もしかすると(VWは)この提携によって得たノウハウをフォルクスワーゲングループで広く活用する可能性もあり、フォルクスワーゲンとしては「より広い」知見を得るべく外部との提携を選んだ可能性もあるんじゃないかとも考えていますが、まだまだこの提携に関する全容は不明です。
報じられる範囲だと、ソフトウエアのほか、技術とコンポーネントを共有することで製造・開発コストを削減することも目的のひとつに含まれるといい、これによって現在両社が抱える共通の問題である「EVの開発・製造コスト」を多少なりとも解決できるようになるのかもしれません。※このほか、リビアンの知的財産権をフォルクスワーゲンにライセンス供与することも明かされている
当社のお客様は、最先端のテクノロジー アーキテクチャを作成するというリビアンとのターゲットを絞ったパートナーシップから恩恵を受けることになります。この協力を通じて、当社の車両に最善のソリューションをより迅速かつ低コストで提供します。また、象徴的な製品で人々を刺激する強力なブランドの利益のためにも行動しています。このパートナーシップは、当社の既存のソフトウェア戦略、製品、パートナーシップとシームレスに連携し、機能するでしょう。

- _要素と座標のデータ_
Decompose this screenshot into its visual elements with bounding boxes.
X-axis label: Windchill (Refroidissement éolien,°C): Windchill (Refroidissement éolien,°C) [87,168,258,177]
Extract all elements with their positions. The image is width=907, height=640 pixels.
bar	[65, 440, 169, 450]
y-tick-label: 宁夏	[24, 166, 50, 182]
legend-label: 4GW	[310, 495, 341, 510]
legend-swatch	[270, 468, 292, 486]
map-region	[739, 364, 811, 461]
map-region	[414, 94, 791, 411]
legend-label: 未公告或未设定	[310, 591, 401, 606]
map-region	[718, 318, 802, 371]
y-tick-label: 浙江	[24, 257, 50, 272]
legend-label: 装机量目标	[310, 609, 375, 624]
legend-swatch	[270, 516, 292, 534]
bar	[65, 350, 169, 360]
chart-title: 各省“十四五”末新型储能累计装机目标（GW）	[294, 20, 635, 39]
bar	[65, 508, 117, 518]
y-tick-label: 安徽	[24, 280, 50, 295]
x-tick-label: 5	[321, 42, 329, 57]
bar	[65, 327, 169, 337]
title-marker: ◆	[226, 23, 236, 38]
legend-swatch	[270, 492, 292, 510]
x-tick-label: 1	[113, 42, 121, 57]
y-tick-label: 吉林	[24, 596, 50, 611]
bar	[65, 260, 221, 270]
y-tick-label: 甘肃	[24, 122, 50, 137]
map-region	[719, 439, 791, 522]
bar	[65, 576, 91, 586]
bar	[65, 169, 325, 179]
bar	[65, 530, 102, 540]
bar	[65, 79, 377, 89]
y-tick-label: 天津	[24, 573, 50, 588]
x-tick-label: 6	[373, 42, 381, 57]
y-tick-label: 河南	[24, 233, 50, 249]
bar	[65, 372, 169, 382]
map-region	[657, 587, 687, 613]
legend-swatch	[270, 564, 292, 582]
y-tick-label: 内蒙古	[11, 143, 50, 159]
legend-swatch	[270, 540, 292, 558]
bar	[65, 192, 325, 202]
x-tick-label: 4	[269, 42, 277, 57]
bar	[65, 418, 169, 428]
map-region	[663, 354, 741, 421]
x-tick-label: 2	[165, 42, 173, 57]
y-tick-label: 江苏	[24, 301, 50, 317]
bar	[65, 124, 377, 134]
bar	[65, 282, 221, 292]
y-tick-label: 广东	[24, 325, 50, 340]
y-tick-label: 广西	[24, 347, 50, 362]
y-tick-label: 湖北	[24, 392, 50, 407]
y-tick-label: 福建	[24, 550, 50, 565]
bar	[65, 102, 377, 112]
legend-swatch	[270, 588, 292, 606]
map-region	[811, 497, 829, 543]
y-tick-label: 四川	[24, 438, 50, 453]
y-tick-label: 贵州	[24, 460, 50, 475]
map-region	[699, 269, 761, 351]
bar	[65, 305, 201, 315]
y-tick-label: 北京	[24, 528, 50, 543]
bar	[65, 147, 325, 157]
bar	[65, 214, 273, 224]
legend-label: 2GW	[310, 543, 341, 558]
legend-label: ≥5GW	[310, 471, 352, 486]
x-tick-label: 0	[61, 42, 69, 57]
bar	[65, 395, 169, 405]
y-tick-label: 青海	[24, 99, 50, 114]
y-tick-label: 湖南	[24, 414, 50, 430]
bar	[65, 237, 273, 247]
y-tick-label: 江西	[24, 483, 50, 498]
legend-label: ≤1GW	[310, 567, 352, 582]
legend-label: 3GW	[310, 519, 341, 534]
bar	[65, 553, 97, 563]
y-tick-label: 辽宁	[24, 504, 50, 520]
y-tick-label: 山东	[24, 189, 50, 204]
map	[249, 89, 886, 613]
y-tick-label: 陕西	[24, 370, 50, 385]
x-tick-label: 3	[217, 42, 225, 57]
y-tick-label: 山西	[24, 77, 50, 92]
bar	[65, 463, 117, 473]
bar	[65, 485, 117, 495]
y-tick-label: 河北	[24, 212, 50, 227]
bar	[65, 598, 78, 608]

- _あなたの課題_
VWとリビアンの提携を扱った引用文を、最後の文のあとから書き継いでもらえますか？

- _解答例_
フォルクスワーゲンCEO オリバー・ブルーメ
This is exciting! Volkswagen Group CEO Oliver Blume and I are thrilled to announce the formation of a joint venture between our two companies. This partnership brings Rivian’s software and zonal electronics platform to a broader market through Volkswagen Group’s global reach and… pic.twitter.com/11XVNUo89J
— RJ Scaringe (@RJScaringe) June 25, 2024
新興EVメーカーにとっては思わぬ「恩恵」に?
上述の通りリビアンは未だ黒字化できておらず、しかし直近での販売増も見込めなかったために先行きが危ぶまれていた状態ですが、今回の提携によって「思わぬ」ところから資金を獲得することに成功し、これによって当面の運転資金を確保できたほか、生産面においてもなんらかの効果を期待することができるものと思われます(VWは北米にて”スカウト”ブランドでEVを生産する計画を持っており、これに便乗できる可能性が高い)。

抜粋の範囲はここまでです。